** start Source material **

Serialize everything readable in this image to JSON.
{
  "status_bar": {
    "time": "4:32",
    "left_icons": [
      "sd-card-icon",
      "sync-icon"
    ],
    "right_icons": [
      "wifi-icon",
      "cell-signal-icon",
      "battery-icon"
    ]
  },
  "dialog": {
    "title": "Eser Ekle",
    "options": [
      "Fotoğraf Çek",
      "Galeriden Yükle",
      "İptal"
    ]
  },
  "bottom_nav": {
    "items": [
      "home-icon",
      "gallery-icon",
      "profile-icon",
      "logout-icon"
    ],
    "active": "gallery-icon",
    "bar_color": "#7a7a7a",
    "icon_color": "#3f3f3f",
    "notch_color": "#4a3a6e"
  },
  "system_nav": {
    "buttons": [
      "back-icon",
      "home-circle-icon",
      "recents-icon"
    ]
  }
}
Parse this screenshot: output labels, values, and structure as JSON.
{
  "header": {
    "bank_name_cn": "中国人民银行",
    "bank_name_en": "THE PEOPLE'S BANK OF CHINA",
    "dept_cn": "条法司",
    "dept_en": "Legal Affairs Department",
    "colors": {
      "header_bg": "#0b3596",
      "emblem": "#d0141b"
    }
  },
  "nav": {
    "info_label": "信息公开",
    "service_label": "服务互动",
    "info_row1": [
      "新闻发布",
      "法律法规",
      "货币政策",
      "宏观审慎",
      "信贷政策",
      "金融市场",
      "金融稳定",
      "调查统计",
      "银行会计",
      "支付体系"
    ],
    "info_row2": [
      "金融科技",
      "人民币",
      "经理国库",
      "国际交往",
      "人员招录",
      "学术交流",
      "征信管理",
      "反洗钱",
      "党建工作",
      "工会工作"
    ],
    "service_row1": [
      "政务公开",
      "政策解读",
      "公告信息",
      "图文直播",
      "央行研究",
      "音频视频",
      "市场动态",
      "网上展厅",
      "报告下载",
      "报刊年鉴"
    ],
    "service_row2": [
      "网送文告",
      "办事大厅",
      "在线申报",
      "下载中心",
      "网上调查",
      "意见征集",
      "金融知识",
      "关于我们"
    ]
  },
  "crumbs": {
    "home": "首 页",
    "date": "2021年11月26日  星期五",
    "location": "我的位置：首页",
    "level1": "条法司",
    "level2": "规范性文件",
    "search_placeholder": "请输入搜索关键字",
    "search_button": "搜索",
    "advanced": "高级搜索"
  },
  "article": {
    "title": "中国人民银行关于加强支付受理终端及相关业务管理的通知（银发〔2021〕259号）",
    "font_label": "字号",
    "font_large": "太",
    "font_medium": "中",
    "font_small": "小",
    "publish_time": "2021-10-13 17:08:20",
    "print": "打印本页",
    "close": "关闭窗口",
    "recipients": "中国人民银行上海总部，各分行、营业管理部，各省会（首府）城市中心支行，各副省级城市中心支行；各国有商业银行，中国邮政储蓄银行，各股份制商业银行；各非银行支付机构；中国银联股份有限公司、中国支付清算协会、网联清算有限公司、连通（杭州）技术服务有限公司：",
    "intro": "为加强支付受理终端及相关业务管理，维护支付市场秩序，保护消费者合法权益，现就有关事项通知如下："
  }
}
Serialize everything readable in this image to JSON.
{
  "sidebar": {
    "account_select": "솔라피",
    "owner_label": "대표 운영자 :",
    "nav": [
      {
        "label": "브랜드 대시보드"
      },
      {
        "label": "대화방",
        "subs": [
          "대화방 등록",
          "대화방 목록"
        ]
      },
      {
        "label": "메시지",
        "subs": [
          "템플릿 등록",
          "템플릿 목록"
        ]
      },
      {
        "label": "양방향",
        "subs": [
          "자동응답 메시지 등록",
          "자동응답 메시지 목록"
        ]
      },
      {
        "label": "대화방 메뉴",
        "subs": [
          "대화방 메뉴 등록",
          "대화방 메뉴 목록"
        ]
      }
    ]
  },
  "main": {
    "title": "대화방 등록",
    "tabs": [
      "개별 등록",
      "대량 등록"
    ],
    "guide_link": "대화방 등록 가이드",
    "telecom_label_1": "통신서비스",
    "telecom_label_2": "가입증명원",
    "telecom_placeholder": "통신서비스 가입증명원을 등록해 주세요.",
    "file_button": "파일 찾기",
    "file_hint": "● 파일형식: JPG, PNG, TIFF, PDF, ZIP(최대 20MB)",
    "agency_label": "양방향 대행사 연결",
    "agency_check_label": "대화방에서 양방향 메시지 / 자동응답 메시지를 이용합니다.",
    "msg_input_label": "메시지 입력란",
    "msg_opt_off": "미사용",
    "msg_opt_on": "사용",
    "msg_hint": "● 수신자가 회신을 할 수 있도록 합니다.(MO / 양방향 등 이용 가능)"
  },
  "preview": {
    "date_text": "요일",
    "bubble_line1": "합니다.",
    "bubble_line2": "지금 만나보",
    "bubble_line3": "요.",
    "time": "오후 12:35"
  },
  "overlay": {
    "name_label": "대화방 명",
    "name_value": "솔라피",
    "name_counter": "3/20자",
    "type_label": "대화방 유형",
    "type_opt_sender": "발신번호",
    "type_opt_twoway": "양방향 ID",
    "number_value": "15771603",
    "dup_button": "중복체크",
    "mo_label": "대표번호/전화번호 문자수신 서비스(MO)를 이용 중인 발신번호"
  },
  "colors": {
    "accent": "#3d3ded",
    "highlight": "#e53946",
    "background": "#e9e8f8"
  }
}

** end Source material **

### What needs to be done
The listing above should be transcribed in full, exactly as written.

### Response to the task
Serialize everything readable in this image to JSON.
{
  "status_bar": {
    "time": "4:32",
    "left_icons": [
      "sd-card-icon",
      "sync-icon"
    ],
    "right_icons": [
      "wifi-icon",
      "cell-signal-icon",
      "battery-icon"
    ]
  },
  "dialog": {
    "title": "Eser Ekle",
    "options": [
      "Fotoğraf Çek",
      "Galeriden Yükle",
      "İptal"
    ]
  },
  "bottom_nav": {
    "items": [
      "home-icon",
      "gallery-icon",
      "profile-icon",
      "logout-icon"
    ],
    "active": "gallery-icon",
    "bar_color": "#7a7a7a",
    "icon_color": "#3f3f3f",
    "notch_color": "#4a3a6e"
  },
  "system_nav": {
    "buttons": [
      "back-icon",
      "home-circle-icon",
      "recents-icon"
    ]
  }
}
Parse this screenshot: output labels, values, and structure as JSON.
{
  "header": {
    "bank_name_cn": "中国人民银行",
    "bank_name_en": "THE PEOPLE'S BANK OF CHINA",
    "dept_cn": "条法司",
    "dept_en": "Legal Affairs Department",
    "colors": {
      "header_bg": "#0b3596",
      "emblem": "#d0141b"
    }
  },
  "nav": {
    "info_label": "信息公开",
    "service_label": "服务互动",
    "info_row1": [
      "新闻发布",
      "法律法规",
      "货币政策",
      "宏观审慎",
      "信贷政策",
      "金融市场",
      "金融稳定",
      "调查统计",
      "银行会计",
      "支付体系"
    ],
    "info_row2": [
      "金融科技",
      "人民币",
      "经理国库",
      "国际交往",
      "人员招录",
      "学术交流",
      "征信管理",
      "反洗钱",
      "党建工作",
      "工会工作"
    ],
    "service_row1": [
      "政务公开",
      "政策解读",
      "公告信息",
      "图文直播",
      "央行研究",
      "音频视频",
      "市场动态",
      "网上展厅",
      "报告下载",
      "报刊年鉴"
    ],
    "service_row2": [
      "网送文告",
      "办事大厅",
      "在线申报",
      "下载中心",
      "网上调查",
      "意见征集",
      "金融知识",
      "关于我们"
    ]
  },
  "crumbs": {
    "home": "首 页",
    "date": "2021年11月26日  星期五",
    "location": "我的位置：首页",
    "level1": "条法司",
    "level2": "规范性文件",
    "search_placeholder": "请输入搜索关键字",
    "search_button": "搜索",
    "advanced": "高级搜索"
  },
  "article": {
    "title": "中国人民银行关于加强支付受理终端及相关业务管理的通知（银发〔2021〕259号）",
    "font_label": "字号",
    "font_large": "太",
    "font_medium": "中",
    "font_small": "小",
    "publish_time": "2021-10-13 17:08:20",
    "print": "打印本页",
    "close": "关闭窗口",
    "recipients": "中国人民银行上海总部，各分行、营业管理部，各省会（首府）城市中心支行，各副省级城市中心支行；各国有商业银行，中国邮政储蓄银行，各股份制商业银行；各非银行支付机构；中国银联股份有限公司、中国支付清算协会、网联清算有限公司、连通（杭州）技术服务有限公司：",
    "intro": "为加强支付受理终端及相关业务管理，维护支付市场秩序，保护消费者合法权益，现就有关事项通知如下："
  }
}
Serialize everything readable in this image to JSON.
{
  "sidebar": {
    "account_select": "솔라피",
    "owner_label": "대표 운영자 :",
    "nav": [
      {
        "label": "브랜드 대시보드"
      },
      {
        "label": "대화방",
        "subs": [
          "대화방 등록",
          "대화방 목록"
        ]
      },
      {
        "label": "메시지",
        "subs": [
          "템플릿 등록",
          "템플릿 목록"
        ]
      },
      {
        "label": "양방향",
        "subs": [
          "자동응답 메시지 등록",
          "자동응답 메시지 목록"
        ]
      },
      {
        "label": "대화방 메뉴",
        "subs": [
          "대화방 메뉴 등록",
          "대화방 메뉴 목록"
        ]
      }
    ]
  },
  "main": {
    "title": "대화방 등록",
    "tabs": [
      "개별 등록",
      "대량 등록"
    ],
    "guide_link": "대화방 등록 가이드",
    "telecom_label_1": "통신서비스",
    "telecom_label_2": "가입증명원",
    "telecom_placeholder": "통신서비스 가입증명원을 등록해 주세요.",
    "file_button": "파일 찾기",
    "file_hint": "● 파일형식: JPG, PNG, TIFF, PDF, ZIP(최대 20MB)",
    "agency_label": "양방향 대행사 연결",
    "agency_check_label": "대화방에서 양방향 메시지 / 자동응답 메시지를 이용합니다.",
    "msg_input_label": "메시지 입력란",
    "msg_opt_off": "미사용",
    "msg_opt_on": "사용",
    "msg_hint": "● 수신자가 회신을 할 수 있도록 합니다.(MO / 양방향 등 이용 가능)"
  },
  "preview": {
    "date_text": "요일",
    "bubble_line1": "합니다.",
    "bubble_line2": "지금 만나보",
    "bubble_line3": "요.",
    "time": "오후 12:35"
  },
  "overlay": {
    "name_label": "대화방 명",
    "name_value": "솔라피",
    "name_counter": "3/20자",
    "type_label": "대화방 유형",
    "type_opt_sender": "발신번호",
    "type_opt_twoway": "양방향 ID",
    "number_value": "15771603",
    "dup_button": "중복체크",
    "mo_label": "대표번호/전화번호 문자수신 서비스(MO)를 이용 중인 발신번호"
  },
  "colors": {
    "accent": "#3d3ded",
    "highlight": "#e53946",
    "background": "#e9e8f8"
  }
}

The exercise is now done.